→ THE PROBLEM
Write the data below out exactly as it stands. Do not include the pictures.
## begin INPUT FOR THIS TASK
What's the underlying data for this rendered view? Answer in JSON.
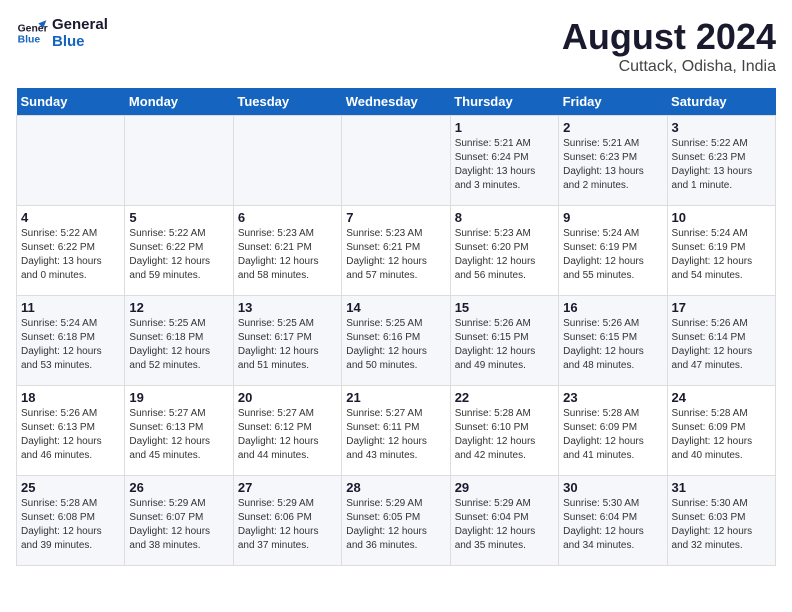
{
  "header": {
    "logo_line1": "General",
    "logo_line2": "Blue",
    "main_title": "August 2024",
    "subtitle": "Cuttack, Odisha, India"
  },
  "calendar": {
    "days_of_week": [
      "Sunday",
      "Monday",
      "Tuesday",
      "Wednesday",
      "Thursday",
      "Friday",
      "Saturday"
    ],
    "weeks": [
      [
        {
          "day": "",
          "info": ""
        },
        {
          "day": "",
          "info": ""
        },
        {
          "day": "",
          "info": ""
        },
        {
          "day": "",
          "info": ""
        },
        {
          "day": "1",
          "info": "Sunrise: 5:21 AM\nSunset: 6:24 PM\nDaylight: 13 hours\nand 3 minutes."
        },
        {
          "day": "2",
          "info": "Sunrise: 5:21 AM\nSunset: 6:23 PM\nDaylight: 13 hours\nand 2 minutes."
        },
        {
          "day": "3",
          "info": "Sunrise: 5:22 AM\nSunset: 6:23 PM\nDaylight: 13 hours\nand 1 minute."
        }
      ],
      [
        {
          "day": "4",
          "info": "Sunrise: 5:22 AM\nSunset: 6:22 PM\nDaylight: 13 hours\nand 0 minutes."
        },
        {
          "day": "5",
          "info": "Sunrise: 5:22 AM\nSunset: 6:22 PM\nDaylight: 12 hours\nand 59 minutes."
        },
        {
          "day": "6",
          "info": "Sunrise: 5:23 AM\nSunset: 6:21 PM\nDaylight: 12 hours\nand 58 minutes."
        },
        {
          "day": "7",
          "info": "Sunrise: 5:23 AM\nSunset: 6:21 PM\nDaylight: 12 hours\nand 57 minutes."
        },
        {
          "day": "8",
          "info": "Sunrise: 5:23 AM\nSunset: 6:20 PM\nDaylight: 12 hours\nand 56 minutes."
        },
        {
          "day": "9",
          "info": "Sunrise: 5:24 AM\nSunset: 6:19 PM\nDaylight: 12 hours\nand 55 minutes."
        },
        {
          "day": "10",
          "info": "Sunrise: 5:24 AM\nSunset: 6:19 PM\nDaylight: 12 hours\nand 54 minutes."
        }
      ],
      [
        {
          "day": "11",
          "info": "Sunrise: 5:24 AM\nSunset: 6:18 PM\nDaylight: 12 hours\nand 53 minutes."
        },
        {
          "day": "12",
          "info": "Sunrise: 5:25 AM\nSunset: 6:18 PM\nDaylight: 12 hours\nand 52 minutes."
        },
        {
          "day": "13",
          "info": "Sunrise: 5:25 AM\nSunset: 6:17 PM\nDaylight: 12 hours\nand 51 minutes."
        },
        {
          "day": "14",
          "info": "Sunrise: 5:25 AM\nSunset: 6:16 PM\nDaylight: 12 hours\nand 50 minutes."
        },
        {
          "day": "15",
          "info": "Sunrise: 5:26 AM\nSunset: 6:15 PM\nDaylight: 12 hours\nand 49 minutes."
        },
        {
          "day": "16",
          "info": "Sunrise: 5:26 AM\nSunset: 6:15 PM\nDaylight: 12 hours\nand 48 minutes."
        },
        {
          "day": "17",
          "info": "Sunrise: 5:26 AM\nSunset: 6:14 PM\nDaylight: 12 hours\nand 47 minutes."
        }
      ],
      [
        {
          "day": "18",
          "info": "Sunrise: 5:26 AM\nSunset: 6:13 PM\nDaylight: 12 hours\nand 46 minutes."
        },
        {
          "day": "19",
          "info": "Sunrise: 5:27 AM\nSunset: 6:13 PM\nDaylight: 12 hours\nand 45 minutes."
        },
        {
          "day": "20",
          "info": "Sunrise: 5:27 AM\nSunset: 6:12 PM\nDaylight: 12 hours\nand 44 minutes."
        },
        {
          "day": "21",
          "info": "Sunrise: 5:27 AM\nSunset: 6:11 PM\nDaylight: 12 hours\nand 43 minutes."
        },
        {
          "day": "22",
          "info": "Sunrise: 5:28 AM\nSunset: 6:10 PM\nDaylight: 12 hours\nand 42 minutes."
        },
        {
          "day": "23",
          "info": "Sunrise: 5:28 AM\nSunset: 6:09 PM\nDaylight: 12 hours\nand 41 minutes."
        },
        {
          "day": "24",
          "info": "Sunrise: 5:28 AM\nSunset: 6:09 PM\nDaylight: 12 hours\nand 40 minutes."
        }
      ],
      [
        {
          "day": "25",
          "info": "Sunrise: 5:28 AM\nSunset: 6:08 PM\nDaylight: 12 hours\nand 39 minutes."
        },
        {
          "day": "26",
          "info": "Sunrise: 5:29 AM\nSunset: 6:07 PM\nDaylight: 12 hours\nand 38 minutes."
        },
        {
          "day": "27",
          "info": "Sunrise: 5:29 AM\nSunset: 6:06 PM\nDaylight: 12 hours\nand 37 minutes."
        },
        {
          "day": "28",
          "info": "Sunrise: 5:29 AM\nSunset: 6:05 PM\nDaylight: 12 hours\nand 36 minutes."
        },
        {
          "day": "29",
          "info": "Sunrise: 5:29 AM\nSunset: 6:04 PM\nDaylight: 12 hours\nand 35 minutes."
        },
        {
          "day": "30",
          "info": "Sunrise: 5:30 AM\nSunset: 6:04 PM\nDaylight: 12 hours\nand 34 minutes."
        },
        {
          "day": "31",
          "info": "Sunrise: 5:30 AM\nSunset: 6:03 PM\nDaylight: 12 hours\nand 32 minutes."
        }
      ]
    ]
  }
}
## end INPUT FOR THIS TASK
→ RESULT BELOW
What's the underlying data for this rendered view? Answer in JSON.
{
  "header": {
    "logo_line1": "General",
    "logo_line2": "Blue",
    "main_title": "August 2024",
    "subtitle": "Cuttack, Odisha, India"
  },
  "calendar": {
    "days_of_week": [
      "Sunday",
      "Monday",
      "Tuesday",
      "Wednesday",
      "Thursday",
      "Friday",
      "Saturday"
    ],
    "weeks": [
      [
        {
          "day": "",
          "info": ""
        },
        {
          "day": "",
          "info": ""
        },
        {
          "day": "",
          "info": ""
        },
        {
          "day": "",
          "info": ""
        },
        {
          "day": "1",
          "info": "Sunrise: 5:21 AM\nSunset: 6:24 PM\nDaylight: 13 hours\nand 3 minutes."
        },
        {
          "day": "2",
          "info": "Sunrise: 5:21 AM\nSunset: 6:23 PM\nDaylight: 13 hours\nand 2 minutes."
        },
        {
          "day": "3",
          "info": "Sunrise: 5:22 AM\nSunset: 6:23 PM\nDaylight: 13 hours\nand 1 minute."
        }
      ],
      [
        {
          "day": "4",
          "info": "Sunrise: 5:22 AM\nSunset: 6:22 PM\nDaylight: 13 hours\nand 0 minutes."
        },
        {
          "day": "5",
          "info": "Sunrise: 5:22 AM\nSunset: 6:22 PM\nDaylight: 12 hours\nand 59 minutes."
        },
        {
          "day": "6",
          "info": "Sunrise: 5:23 AM\nSunset: 6:21 PM\nDaylight: 12 hours\nand 58 minutes."
        },
        {
          "day": "7",
          "info": "Sunrise: 5:23 AM\nSunset: 6:21 PM\nDaylight: 12 hours\nand 57 minutes."
        },
        {
          "day": "8",
          "info": "Sunrise: 5:23 AM\nSunset: 6:20 PM\nDaylight: 12 hours\nand 56 minutes."
        },
        {
          "day": "9",
          "info": "Sunrise: 5:24 AM\nSunset: 6:19 PM\nDaylight: 12 hours\nand 55 minutes."
        },
        {
          "day": "10",
          "info": "Sunrise: 5:24 AM\nSunset: 6:19 PM\nDaylight: 12 hours\nand 54 minutes."
        }
      ],
      [
        {
          "day": "11",
          "info": "Sunrise: 5:24 AM\nSunset: 6:18 PM\nDaylight: 12 hours\nand 53 minutes."
        },
        {
          "day": "12",
          "info": "Sunrise: 5:25 AM\nSunset: 6:18 PM\nDaylight: 12 hours\nand 52 minutes."
        },
        {
          "day": "13",
          "info": "Sunrise: 5:25 AM\nSunset: 6:17 PM\nDaylight: 12 hours\nand 51 minutes."
        },
        {
          "day": "14",
          "info": "Sunrise: 5:25 AM\nSunset: 6:16 PM\nDaylight: 12 hours\nand 50 minutes."
        },
        {
          "day": "15",
          "info": "Sunrise: 5:26 AM\nSunset: 6:15 PM\nDaylight: 12 hours\nand 49 minutes."
        },
        {
          "day": "16",
          "info": "Sunrise: 5:26 AM\nSunset: 6:15 PM\nDaylight: 12 hours\nand 48 minutes."
        },
        {
          "day": "17",
          "info": "Sunrise: 5:26 AM\nSunset: 6:14 PM\nDaylight: 12 hours\nand 47 minutes."
        }
      ],
      [
        {
          "day": "18",
          "info": "Sunrise: 5:26 AM\nSunset: 6:13 PM\nDaylight: 12 hours\nand 46 minutes."
        },
        {
          "day": "19",
          "info": "Sunrise: 5:27 AM\nSunset: 6:13 PM\nDaylight: 12 hours\nand 45 minutes."
        },
        {
          "day": "20",
          "info": "Sunrise: 5:27 AM\nSunset: 6:12 PM\nDaylight: 12 hours\nand 44 minutes."
        },
        {
          "day": "21",
          "info": "Sunrise: 5:27 AM\nSunset: 6:11 PM\nDaylight: 12 hours\nand 43 minutes."
        },
        {
          "day": "22",
          "info": "Sunrise: 5:28 AM\nSunset: 6:10 PM\nDaylight: 12 hours\nand 42 minutes."
        },
        {
          "day": "23",
          "info": "Sunrise: 5:28 AM\nSunset: 6:09 PM\nDaylight: 12 hours\nand 41 minutes."
        },
        {
          "day": "24",
          "info": "Sunrise: 5:28 AM\nSunset: 6:09 PM\nDaylight: 12 hours\nand 40 minutes."
        }
      ],
      [
        {
          "day": "25",
          "info": "Sunrise: 5:28 AM\nSunset: 6:08 PM\nDaylight: 12 hours\nand 39 minutes."
        },
        {
          "day": "26",
          "info": "Sunrise: 5:29 AM\nSunset: 6:07 PM\nDaylight: 12 hours\nand 38 minutes."
        },
        {
          "day": "27",
          "info": "Sunrise: 5:29 AM\nSunset: 6:06 PM\nDaylight: 12 hours\nand 37 minutes."
        },
        {
          "day": "28",
          "info": "Sunrise: 5:29 AM\nSunset: 6:05 PM\nDaylight: 12 hours\nand 36 minutes."
        },
        {
          "day": "29",
          "info": "Sunrise: 5:29 AM\nSunset: 6:04 PM\nDaylight: 12 hours\nand 35 minutes."
        },
        {
          "day": "30",
          "info": "Sunrise: 5:30 AM\nSunset: 6:04 PM\nDaylight: 12 hours\nand 34 minutes."
        },
        {
          "day": "31",
          "info": "Sunrise: 5:30 AM\nSunset: 6:03 PM\nDaylight: 12 hours\nand 32 minutes."
        }
      ]
    ]
  }
}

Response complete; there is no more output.